DO THIS: Copy the lines of the records below word for word, from the line with "bar (668, 275, 775, 348)" up to and including the line with "bar (934, 331, 1041, 348)".

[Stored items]
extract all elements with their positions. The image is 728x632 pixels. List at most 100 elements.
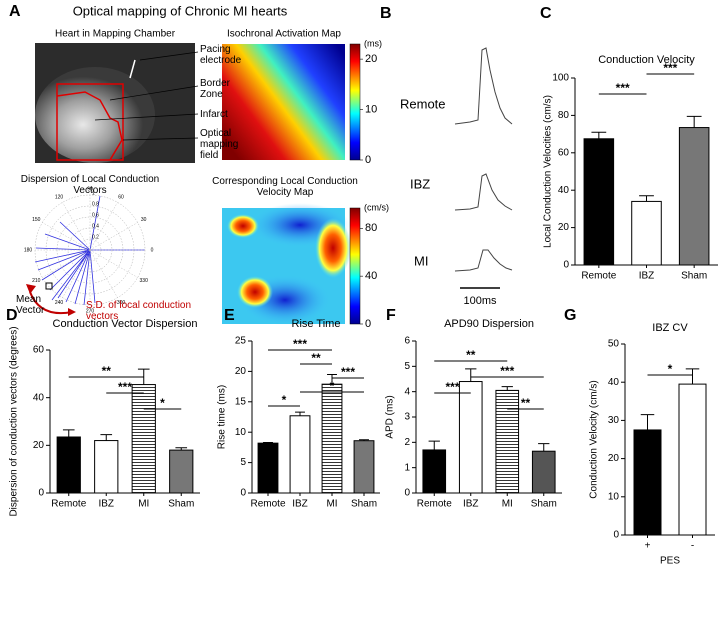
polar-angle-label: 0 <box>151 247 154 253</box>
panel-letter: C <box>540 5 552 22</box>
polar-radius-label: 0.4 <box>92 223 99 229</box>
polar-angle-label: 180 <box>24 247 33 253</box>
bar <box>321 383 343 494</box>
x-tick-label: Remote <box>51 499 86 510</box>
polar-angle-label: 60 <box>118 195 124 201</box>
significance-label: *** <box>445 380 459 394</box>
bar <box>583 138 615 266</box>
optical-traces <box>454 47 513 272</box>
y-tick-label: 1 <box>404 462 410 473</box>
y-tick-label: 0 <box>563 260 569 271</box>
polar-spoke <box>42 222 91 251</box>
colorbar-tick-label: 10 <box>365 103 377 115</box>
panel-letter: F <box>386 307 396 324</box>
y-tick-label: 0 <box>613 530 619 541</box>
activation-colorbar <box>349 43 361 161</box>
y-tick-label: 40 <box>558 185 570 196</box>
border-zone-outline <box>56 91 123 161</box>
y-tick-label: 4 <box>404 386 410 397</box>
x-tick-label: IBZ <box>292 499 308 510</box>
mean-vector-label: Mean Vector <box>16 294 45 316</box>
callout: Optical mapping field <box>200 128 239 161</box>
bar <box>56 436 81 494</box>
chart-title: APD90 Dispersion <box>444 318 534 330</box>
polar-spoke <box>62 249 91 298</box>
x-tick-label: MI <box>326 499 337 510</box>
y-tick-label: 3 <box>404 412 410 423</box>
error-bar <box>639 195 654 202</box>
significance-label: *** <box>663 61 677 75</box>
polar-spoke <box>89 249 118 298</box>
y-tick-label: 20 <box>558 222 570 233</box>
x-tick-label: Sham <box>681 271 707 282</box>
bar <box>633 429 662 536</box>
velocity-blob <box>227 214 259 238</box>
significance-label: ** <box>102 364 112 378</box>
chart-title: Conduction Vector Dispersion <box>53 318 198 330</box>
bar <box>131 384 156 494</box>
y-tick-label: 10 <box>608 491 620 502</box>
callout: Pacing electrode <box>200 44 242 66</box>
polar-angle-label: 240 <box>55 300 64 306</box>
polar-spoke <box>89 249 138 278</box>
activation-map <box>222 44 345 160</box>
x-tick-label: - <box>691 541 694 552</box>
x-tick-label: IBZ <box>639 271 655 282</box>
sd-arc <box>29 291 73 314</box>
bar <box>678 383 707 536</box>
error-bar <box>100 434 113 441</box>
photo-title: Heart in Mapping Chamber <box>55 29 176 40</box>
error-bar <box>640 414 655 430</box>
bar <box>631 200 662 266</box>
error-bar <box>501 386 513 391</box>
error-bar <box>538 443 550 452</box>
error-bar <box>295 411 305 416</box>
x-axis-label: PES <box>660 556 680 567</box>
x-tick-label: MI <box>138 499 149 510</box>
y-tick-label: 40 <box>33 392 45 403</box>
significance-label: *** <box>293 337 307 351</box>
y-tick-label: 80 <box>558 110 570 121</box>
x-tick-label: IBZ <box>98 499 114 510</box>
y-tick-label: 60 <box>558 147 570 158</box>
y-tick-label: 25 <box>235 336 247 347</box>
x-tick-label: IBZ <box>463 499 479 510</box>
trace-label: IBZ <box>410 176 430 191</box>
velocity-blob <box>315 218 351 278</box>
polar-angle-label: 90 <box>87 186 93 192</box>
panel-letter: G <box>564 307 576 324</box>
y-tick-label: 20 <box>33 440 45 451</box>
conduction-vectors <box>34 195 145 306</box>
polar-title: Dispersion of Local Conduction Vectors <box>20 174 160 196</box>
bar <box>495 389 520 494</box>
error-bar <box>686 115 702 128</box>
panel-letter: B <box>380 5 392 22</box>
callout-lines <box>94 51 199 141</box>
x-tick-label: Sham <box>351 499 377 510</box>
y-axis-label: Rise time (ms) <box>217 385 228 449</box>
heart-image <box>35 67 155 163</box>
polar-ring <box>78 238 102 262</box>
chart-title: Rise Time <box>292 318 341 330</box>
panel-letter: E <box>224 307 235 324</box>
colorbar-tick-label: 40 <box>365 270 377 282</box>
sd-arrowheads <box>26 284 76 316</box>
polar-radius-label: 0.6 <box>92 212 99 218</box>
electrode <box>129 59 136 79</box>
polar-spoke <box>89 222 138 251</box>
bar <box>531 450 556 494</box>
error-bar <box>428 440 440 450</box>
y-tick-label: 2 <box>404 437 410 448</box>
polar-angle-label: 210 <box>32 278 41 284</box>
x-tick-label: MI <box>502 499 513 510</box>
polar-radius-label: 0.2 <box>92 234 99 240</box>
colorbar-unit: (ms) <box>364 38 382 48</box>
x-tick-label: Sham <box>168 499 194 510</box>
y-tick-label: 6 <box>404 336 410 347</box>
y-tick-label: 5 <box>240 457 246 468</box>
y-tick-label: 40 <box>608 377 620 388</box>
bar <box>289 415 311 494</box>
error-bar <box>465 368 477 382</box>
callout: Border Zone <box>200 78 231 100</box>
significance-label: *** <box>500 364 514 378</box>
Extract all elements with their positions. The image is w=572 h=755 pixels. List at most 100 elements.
--
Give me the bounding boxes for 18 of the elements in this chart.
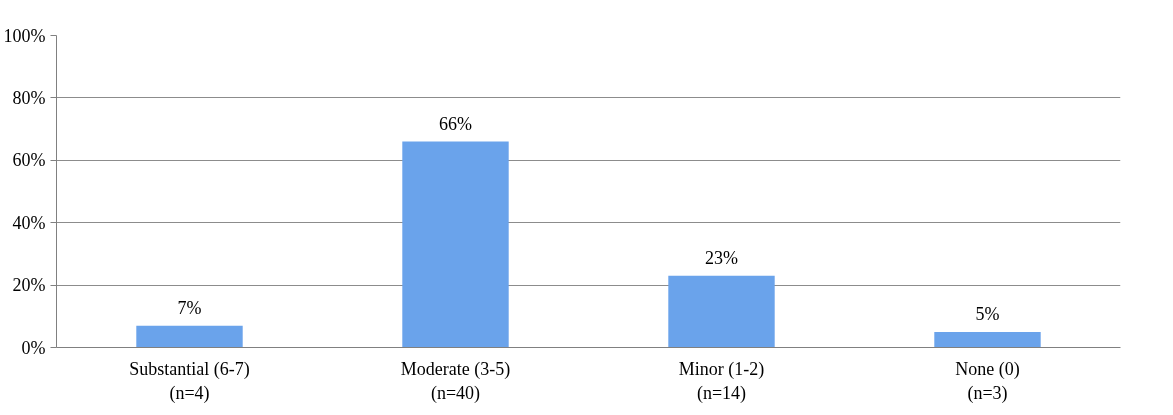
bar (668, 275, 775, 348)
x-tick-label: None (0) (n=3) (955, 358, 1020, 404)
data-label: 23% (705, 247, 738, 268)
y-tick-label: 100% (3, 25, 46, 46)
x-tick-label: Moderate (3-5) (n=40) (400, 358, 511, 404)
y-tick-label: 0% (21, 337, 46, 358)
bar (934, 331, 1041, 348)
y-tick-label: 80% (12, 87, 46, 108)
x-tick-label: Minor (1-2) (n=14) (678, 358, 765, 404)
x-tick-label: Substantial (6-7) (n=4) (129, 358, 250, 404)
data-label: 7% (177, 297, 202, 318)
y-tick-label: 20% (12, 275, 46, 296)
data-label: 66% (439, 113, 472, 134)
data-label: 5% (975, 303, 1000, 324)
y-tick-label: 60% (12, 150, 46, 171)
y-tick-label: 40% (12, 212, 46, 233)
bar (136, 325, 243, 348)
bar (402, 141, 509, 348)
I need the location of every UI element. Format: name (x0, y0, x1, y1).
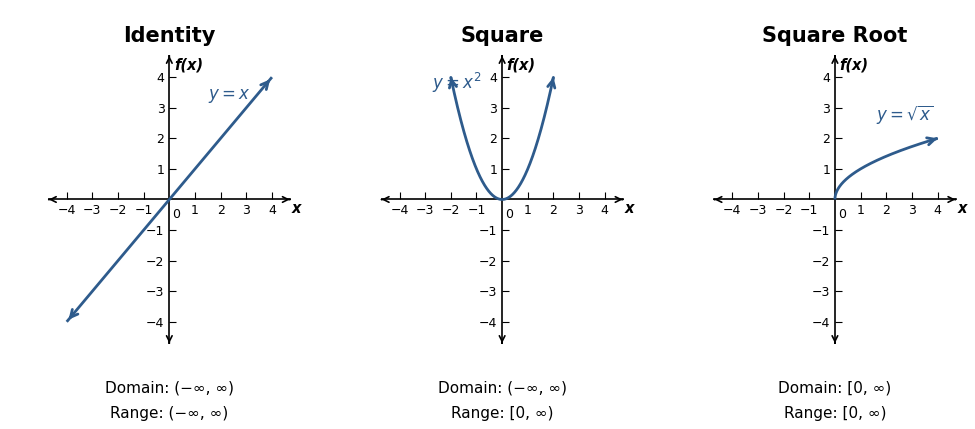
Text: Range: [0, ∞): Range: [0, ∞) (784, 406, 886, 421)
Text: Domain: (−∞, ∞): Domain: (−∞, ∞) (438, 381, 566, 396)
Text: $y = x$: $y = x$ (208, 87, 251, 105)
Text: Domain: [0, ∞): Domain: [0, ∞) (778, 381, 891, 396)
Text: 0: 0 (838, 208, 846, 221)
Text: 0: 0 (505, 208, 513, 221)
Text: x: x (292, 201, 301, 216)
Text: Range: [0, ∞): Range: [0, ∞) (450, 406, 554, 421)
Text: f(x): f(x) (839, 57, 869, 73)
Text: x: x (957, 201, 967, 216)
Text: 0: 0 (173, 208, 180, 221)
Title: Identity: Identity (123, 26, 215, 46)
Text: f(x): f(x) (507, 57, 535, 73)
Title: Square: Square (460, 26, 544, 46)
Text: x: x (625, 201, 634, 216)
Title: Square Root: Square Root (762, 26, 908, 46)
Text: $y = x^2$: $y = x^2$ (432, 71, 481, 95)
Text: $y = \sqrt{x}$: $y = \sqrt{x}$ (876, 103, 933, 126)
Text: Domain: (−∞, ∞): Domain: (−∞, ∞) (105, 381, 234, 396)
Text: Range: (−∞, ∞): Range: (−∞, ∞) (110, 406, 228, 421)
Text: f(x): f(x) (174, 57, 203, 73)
==
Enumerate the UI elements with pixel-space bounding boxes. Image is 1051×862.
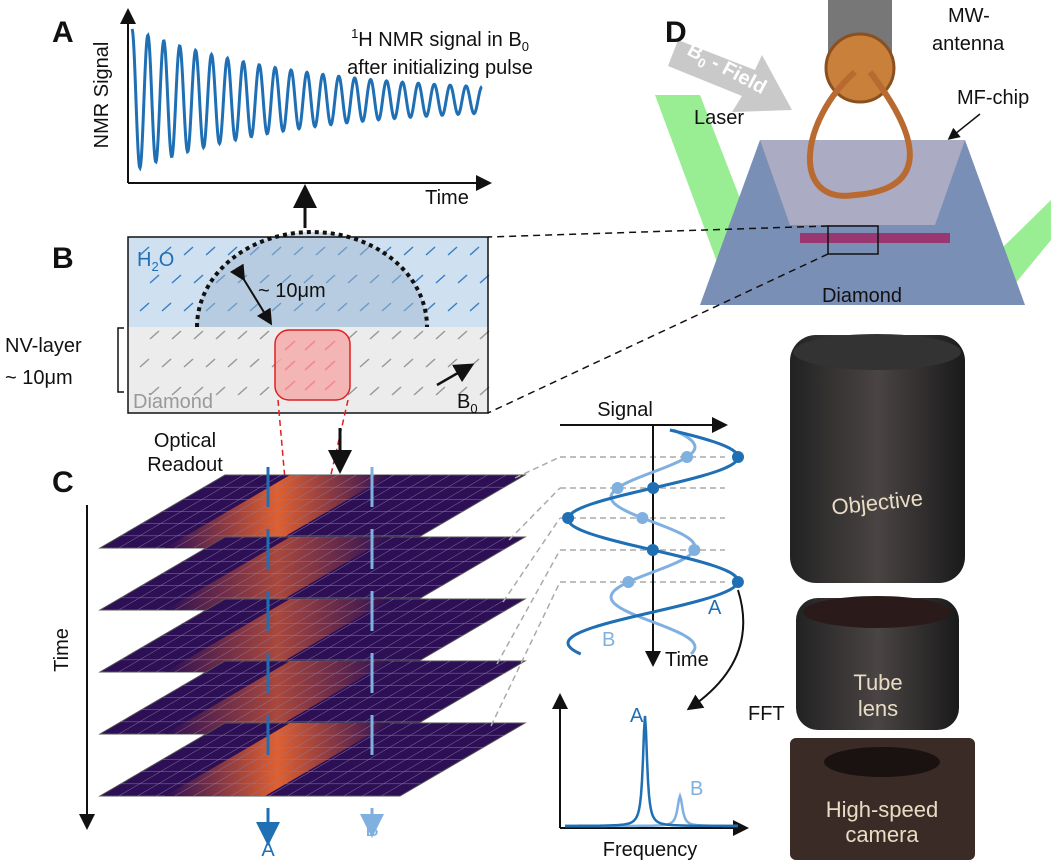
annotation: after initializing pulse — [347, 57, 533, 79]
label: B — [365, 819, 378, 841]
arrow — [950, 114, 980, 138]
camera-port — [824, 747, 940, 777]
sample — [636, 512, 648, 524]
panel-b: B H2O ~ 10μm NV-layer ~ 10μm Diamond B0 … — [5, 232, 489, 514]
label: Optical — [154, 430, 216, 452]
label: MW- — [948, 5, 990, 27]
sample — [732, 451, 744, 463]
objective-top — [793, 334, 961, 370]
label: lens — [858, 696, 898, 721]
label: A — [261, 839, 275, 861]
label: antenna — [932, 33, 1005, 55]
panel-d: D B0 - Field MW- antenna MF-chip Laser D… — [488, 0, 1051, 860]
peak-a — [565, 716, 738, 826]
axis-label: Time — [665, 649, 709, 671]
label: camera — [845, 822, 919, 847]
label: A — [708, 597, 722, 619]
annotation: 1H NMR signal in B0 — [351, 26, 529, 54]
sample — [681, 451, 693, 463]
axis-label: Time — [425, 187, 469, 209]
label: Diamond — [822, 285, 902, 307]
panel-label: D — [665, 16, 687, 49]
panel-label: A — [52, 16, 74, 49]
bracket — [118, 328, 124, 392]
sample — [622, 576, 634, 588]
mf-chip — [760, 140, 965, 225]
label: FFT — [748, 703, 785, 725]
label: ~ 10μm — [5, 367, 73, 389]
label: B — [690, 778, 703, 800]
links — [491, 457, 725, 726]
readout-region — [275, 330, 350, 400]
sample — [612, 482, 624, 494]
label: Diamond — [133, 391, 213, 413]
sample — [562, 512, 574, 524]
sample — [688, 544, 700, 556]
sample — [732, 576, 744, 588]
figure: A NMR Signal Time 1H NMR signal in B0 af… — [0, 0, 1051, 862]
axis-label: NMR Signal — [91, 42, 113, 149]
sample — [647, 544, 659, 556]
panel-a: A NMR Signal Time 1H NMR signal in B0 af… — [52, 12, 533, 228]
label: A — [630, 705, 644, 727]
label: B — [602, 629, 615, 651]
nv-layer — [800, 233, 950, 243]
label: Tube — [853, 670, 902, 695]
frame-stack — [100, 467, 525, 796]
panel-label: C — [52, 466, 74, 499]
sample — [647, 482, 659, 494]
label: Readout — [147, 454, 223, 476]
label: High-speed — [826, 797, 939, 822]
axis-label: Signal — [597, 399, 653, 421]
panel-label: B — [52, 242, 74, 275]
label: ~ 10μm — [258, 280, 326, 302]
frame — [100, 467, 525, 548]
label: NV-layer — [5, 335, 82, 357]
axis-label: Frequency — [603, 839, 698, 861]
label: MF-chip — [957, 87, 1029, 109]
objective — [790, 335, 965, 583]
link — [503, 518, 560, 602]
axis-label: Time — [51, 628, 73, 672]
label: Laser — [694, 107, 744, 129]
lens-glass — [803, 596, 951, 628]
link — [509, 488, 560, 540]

RESULT OF THIS TASK:
bar (668, 275, 775, 348)
x-tick-label: None (0) (n=3) (955, 358, 1020, 404)
data-label: 23% (705, 247, 738, 268)
y-tick-label: 100% (3, 25, 46, 46)
x-tick-label: Moderate (3-5) (n=40) (400, 358, 511, 404)
y-tick-label: 0% (21, 337, 46, 358)
bar (934, 331, 1041, 348)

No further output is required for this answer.